---- Records provided

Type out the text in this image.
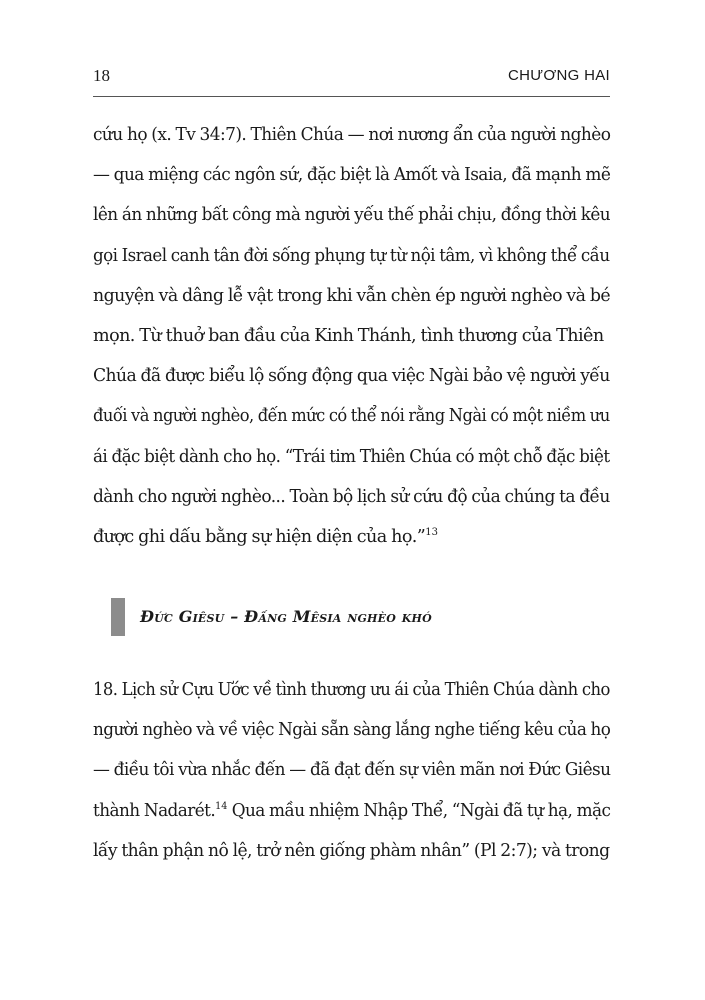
18	CHƯƠNG HAI
cứu họ (x. Tv 34:7). Thiên Chúa — nơi nương ẩn của người nghèo
— qua miệng các ngôn sứ, đặc biệt là Amốt và Isaia, đã mạnh mẽ
lên án những bất công mà người yếu thế phải chịu, đồng thời kêu
gọi Israel canh tân đời sống phụng tự từ nội tâm, vì không thể cầu
nguyện và dâng lễ vật trong khi vẫn chèn ép người nghèo và bé
mọn. Từ thuở ban đầu của Kinh Thánh, tình thương của Thiên
Chúa đã được biểu lộ sống động qua việc Ngài bảo vệ người yếu
đuối và người nghèo, đến mức có thể nói rằng Ngài có một niềm ưu
ái đặc biệt dành cho họ. “Trái tim Thiên Chúa có một chỗ đặc biệt
dành cho người nghèo... Toàn bộ lịch sử cứu độ của chúng ta đều
được ghi dấu bằng sự hiện diện của họ.”$^{13}$
Đức Giêsu – Đấng Mêsia nghèo khó
18. Lịch sử Cựu Ước về tình thương ưu ái của Thiên Chúa dành cho
người nghèo và về việc Ngài sẵn sàng lắng nghe tiếng kêu của họ
— điều tôi vừa nhắc đến — đã đạt đến sự viên mãn nơi Đức Giêsu
thành Nadarét.$^{14}$ Qua mầu nhiệm Nhập Thể, “Ngài đã tự hạ, mặc
lấy thân phận nô lệ, trở nên giống phàm nhân” (Pl 2:7); và trong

--------

* _What the task asks_
The records above are to be quoted exactly, with all pictures left out.

* _Solution for this task_
Type out the text in this image.
18	CHƯƠNG HAI
cứu họ (x. Tv 34:7). Thiên Chúa — nơi nương ẩn của người nghèo
— qua miệng các ngôn sứ, đặc biệt là Amốt và Isaia, đã mạnh mẽ
lên án những bất công mà người yếu thế phải chịu, đồng thời kêu
gọi Israel canh tân đời sống phụng tự từ nội tâm, vì không thể cầu
nguyện và dâng lễ vật trong khi vẫn chèn ép người nghèo và bé
mọn. Từ thuở ban đầu của Kinh Thánh, tình thương của Thiên
Chúa đã được biểu lộ sống động qua việc Ngài bảo vệ người yếu
đuối và người nghèo, đến mức có thể nói rằng Ngài có một niềm ưu
ái đặc biệt dành cho họ. “Trái tim Thiên Chúa có một chỗ đặc biệt
dành cho người nghèo... Toàn bộ lịch sử cứu độ của chúng ta đều
được ghi dấu bằng sự hiện diện của họ.”$^{13}$
Đức Giêsu – Đấng Mêsia nghèo khó
18. Lịch sử Cựu Ước về tình thương ưu ái của Thiên Chúa dành cho
người nghèo và về việc Ngài sẵn sàng lắng nghe tiếng kêu của họ
— điều tôi vừa nhắc đến — đã đạt đến sự viên mãn nơi Đức Giêsu
thành Nadarét.$^{14}$ Qua mầu nhiệm Nhập Thể, “Ngài đã tự hạ, mặc
lấy thân phận nô lệ, trở nên giống phàm nhân” (Pl 2:7); và trong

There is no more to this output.